(Extracts from a graphics dataset)
· · · · · · ·

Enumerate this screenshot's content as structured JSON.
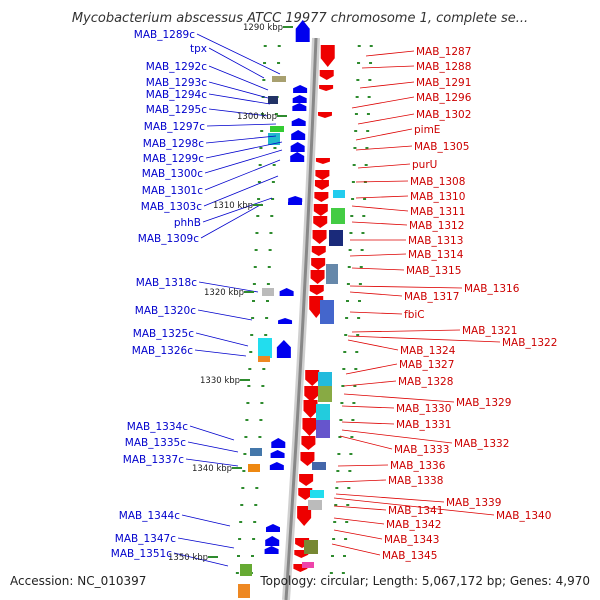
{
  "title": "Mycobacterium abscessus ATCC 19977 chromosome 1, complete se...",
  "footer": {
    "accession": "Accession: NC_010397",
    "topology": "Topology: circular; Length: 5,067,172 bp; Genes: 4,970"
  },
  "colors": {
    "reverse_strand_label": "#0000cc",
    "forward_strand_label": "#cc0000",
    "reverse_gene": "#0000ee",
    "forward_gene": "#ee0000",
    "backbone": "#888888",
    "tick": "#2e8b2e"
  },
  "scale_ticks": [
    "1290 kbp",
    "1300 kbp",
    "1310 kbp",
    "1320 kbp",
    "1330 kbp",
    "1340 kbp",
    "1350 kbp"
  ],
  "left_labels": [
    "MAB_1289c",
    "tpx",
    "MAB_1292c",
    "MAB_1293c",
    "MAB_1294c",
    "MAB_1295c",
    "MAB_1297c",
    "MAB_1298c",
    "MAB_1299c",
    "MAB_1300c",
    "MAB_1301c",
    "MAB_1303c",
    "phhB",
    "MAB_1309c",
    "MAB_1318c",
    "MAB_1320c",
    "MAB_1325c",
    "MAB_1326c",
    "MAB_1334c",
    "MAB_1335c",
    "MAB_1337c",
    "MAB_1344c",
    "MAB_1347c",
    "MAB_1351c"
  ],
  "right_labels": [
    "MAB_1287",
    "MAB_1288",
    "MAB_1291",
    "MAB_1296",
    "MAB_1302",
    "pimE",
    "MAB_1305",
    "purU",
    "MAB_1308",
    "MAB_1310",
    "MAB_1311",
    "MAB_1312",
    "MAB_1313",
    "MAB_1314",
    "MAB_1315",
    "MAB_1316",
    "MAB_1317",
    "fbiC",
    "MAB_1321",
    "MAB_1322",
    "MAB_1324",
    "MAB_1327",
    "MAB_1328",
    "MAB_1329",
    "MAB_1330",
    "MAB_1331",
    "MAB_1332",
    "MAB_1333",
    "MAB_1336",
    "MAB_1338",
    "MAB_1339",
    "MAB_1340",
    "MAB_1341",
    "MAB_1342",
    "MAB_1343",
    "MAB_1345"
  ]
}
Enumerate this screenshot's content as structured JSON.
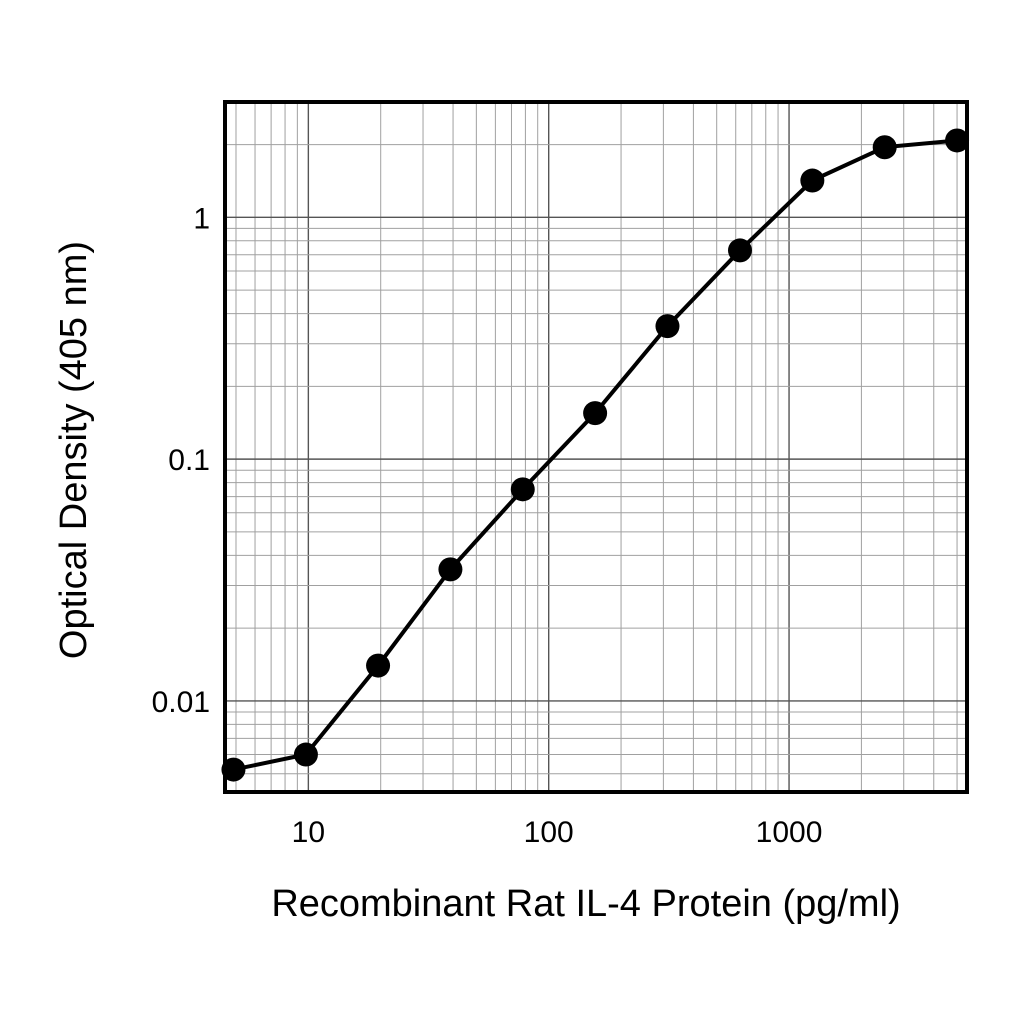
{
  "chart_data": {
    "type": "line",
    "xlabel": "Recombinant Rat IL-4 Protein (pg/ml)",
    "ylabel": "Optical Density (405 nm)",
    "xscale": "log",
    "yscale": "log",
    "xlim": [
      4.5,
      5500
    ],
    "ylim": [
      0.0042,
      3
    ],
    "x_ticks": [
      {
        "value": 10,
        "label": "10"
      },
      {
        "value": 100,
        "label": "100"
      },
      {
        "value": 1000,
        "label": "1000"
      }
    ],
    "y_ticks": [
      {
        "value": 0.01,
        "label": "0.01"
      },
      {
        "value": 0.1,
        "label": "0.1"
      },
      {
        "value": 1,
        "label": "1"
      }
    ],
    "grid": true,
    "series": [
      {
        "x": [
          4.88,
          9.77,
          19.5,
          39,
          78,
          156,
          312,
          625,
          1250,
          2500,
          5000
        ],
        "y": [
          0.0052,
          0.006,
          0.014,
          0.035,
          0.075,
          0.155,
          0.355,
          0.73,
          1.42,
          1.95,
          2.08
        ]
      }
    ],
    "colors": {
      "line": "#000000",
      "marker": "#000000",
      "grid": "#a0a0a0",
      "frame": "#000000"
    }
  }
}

· · · · · · ·

§ Task description:
Make a copy of each line in the records that has the word "value".

§ Exercise output:
        "value": 10,
        "value": 100,
        "value": 1000,
        "value": 0.01,
        "value": 0.1,
        "value": 1,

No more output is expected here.